- [Written request]: Find the lines holding the word "last" and collect them.

★ ★ ★ ★ ★ ★ ★

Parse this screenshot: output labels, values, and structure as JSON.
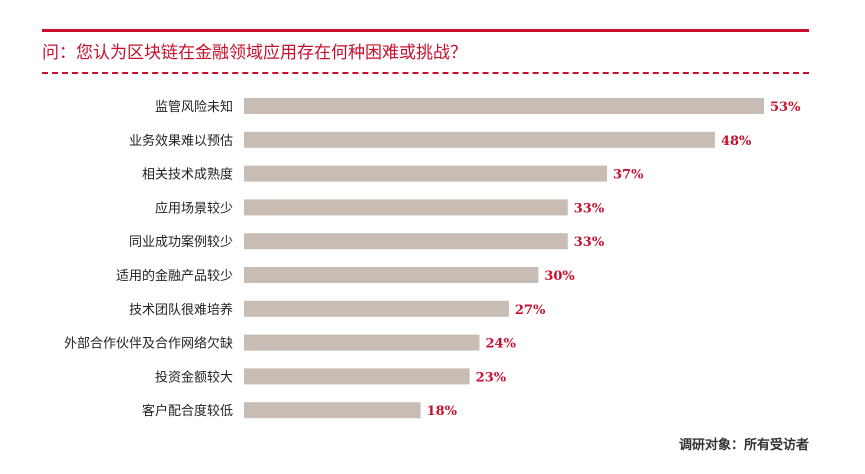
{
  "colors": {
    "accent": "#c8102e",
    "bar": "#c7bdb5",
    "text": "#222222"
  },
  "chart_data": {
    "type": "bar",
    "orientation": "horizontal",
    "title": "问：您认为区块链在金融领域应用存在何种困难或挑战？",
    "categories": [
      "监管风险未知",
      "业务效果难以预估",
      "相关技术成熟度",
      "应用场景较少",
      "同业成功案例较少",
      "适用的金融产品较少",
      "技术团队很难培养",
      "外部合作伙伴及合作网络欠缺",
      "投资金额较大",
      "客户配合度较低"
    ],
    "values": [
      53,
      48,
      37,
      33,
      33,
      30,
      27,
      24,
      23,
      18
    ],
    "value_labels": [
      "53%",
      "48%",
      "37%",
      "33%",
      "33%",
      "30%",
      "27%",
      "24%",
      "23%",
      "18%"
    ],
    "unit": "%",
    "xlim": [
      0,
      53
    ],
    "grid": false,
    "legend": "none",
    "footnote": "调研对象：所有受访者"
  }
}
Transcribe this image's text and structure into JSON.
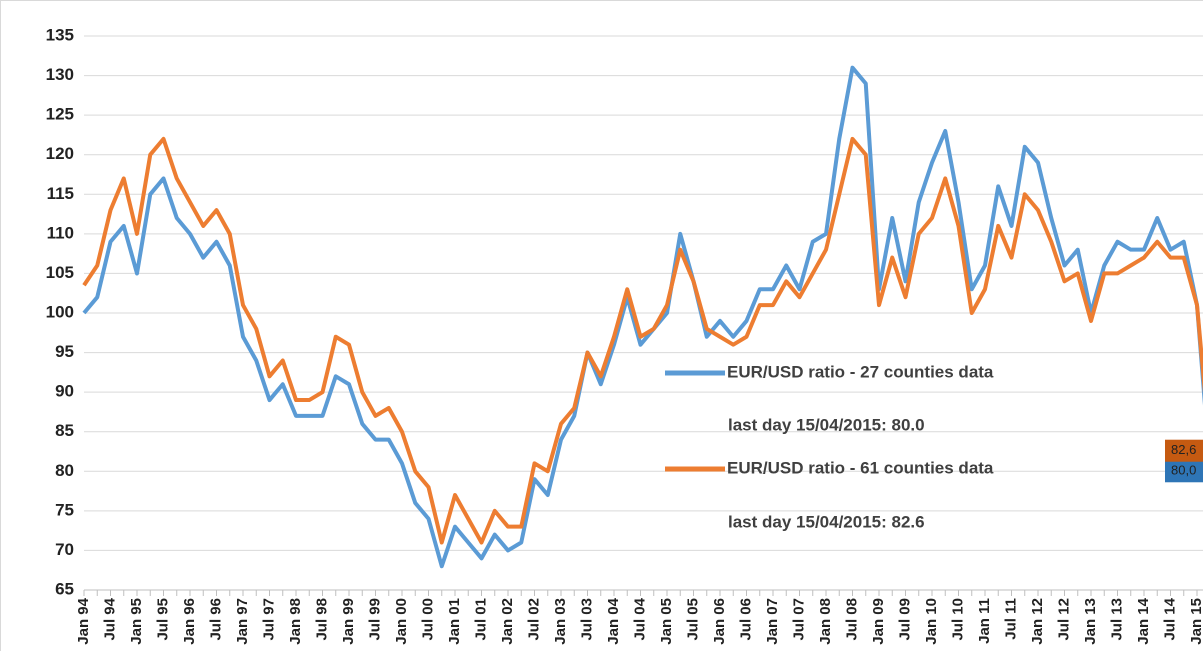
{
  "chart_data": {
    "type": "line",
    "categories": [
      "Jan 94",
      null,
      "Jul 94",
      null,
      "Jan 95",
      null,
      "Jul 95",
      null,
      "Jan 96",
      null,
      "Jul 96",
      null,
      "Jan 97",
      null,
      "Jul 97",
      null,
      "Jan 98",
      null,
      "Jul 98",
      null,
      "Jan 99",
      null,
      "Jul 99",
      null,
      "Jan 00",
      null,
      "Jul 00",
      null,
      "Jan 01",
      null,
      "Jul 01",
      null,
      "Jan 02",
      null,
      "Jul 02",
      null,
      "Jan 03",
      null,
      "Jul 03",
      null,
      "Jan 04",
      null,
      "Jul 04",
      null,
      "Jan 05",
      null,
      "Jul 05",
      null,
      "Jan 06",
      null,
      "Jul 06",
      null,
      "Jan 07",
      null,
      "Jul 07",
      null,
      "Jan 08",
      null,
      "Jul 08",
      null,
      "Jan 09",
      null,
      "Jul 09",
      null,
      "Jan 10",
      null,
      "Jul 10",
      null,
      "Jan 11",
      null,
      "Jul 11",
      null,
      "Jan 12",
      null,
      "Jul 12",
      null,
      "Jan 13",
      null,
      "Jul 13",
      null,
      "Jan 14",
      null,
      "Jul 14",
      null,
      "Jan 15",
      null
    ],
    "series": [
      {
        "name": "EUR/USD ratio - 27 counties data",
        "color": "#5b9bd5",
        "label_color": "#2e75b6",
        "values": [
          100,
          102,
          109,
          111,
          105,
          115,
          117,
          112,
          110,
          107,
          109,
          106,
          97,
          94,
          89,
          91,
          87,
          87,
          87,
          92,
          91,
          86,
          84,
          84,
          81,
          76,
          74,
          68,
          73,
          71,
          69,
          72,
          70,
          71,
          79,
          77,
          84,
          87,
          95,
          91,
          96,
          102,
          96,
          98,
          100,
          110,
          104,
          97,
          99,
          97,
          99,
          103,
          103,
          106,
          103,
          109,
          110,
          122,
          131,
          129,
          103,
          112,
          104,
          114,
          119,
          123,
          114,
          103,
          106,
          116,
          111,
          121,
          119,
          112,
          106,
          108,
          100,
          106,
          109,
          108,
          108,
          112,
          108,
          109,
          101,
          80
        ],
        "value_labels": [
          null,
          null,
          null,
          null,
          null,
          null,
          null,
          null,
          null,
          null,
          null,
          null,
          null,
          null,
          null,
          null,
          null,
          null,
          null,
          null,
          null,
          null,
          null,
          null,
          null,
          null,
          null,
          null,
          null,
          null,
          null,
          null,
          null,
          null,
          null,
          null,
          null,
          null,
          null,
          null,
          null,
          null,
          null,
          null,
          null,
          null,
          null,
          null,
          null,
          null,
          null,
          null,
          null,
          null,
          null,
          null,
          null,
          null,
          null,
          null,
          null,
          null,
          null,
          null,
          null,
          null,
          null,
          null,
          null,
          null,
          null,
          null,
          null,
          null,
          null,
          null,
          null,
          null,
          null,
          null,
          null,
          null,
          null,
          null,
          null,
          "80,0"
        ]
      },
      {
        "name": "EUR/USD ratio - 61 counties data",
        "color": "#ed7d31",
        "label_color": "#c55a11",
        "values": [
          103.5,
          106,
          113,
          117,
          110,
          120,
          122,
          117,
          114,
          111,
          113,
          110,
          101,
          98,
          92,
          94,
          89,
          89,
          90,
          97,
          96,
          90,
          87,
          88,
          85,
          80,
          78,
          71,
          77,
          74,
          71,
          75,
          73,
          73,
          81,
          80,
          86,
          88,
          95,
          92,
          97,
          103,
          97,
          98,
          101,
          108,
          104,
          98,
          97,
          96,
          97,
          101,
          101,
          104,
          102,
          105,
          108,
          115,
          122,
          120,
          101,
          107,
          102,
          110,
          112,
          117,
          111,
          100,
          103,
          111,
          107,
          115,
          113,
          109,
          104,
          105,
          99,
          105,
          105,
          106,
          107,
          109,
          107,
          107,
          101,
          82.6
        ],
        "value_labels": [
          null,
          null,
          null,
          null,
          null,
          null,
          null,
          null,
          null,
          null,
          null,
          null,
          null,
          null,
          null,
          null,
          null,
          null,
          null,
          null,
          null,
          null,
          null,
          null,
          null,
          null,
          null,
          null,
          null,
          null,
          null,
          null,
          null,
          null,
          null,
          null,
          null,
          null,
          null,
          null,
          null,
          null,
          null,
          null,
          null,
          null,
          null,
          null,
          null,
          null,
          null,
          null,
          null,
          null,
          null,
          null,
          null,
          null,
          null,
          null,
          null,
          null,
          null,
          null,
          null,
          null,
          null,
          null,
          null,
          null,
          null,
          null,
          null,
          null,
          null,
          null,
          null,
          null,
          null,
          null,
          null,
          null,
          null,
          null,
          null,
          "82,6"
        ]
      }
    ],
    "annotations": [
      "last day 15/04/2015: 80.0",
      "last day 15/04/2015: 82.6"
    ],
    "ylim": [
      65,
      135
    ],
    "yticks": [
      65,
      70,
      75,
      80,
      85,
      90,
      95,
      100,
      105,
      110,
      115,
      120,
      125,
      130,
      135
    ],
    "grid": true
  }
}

★ ★ ★ ★ ★ ★ ★

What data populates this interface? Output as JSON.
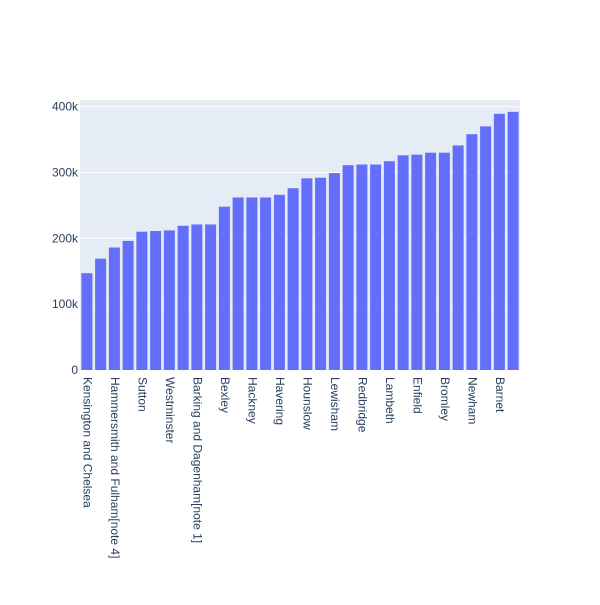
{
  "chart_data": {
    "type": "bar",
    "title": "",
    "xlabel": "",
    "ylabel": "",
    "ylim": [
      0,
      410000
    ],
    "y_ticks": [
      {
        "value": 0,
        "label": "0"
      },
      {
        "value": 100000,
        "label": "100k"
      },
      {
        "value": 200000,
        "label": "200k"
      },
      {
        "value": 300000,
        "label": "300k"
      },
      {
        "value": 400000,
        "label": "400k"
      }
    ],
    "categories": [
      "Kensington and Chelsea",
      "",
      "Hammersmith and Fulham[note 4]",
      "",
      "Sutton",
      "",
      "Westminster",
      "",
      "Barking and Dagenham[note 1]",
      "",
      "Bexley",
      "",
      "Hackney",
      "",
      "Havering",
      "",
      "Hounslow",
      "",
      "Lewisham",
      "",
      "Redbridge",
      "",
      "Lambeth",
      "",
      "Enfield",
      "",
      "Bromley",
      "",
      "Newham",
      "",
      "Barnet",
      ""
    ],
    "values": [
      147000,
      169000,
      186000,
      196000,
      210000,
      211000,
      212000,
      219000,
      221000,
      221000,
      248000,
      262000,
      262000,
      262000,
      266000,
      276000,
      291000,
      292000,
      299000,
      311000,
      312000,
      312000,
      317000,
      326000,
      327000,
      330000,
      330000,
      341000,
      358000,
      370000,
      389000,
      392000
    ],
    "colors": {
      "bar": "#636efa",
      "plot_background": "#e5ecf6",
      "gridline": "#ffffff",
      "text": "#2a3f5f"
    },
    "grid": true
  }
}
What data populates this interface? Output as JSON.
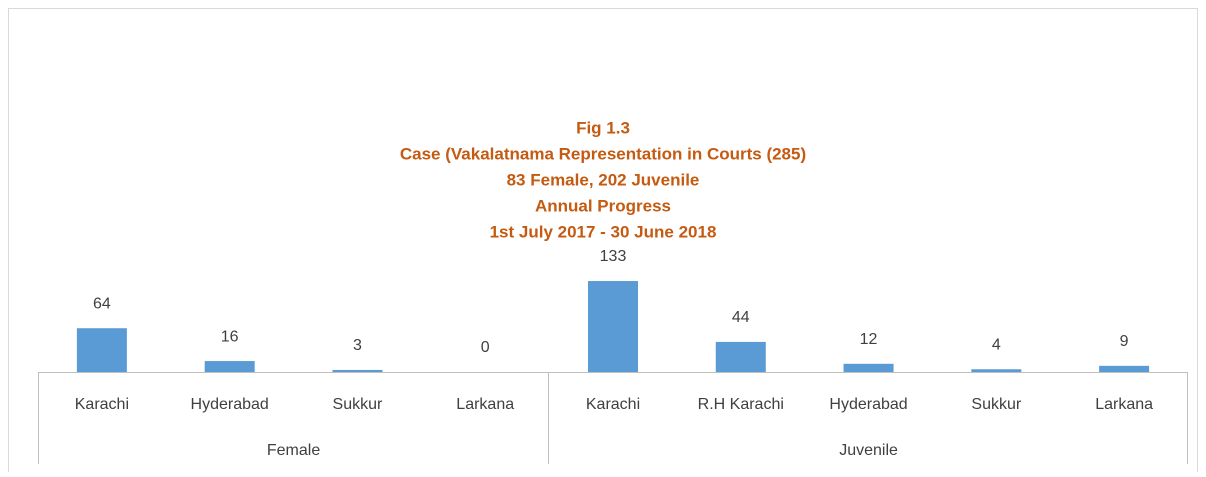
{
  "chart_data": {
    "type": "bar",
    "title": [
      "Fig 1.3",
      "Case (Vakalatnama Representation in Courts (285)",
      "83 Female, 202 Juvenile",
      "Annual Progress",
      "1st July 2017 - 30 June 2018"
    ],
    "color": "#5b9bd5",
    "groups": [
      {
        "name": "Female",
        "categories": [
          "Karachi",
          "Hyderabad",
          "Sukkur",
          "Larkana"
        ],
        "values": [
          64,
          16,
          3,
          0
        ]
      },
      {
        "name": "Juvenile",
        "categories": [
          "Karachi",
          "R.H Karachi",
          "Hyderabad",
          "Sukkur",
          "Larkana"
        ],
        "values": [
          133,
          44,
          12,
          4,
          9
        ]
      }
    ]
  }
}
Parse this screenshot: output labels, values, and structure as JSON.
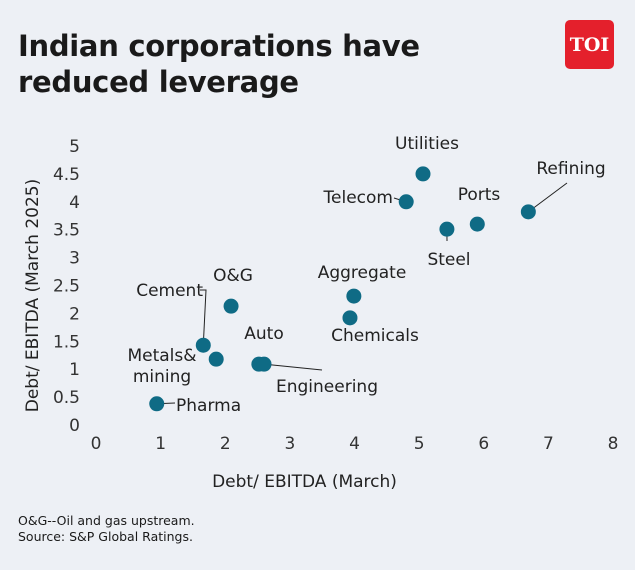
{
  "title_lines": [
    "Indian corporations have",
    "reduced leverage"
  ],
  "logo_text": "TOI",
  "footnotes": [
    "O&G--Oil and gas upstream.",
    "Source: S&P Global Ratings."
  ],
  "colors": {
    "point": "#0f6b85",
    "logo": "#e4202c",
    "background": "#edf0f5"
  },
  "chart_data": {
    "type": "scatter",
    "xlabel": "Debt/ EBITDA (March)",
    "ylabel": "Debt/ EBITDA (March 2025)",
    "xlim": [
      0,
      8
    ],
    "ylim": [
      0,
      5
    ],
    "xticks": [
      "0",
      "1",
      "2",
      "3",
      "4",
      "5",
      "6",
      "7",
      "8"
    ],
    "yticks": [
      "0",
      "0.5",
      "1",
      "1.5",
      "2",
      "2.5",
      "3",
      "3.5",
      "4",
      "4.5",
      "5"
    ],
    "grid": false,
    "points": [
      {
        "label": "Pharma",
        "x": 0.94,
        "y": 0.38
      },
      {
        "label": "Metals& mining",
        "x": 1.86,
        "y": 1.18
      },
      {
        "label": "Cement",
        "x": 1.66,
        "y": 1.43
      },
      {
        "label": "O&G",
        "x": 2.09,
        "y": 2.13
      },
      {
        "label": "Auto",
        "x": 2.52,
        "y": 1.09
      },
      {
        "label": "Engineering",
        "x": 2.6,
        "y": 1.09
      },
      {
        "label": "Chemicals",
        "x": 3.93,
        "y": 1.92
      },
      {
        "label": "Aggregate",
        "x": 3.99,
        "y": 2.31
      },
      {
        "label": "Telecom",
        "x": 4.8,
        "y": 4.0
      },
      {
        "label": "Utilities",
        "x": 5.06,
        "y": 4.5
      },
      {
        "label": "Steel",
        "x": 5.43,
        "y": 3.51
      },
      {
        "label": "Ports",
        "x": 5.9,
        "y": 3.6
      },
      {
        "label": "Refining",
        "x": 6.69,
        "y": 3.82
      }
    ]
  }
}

★ ★ ★ ★ ★ ★ ★

- [Task result]:
      "last day 15/04/2015: 80.0",
      "last day 15/04/2015: 82.6"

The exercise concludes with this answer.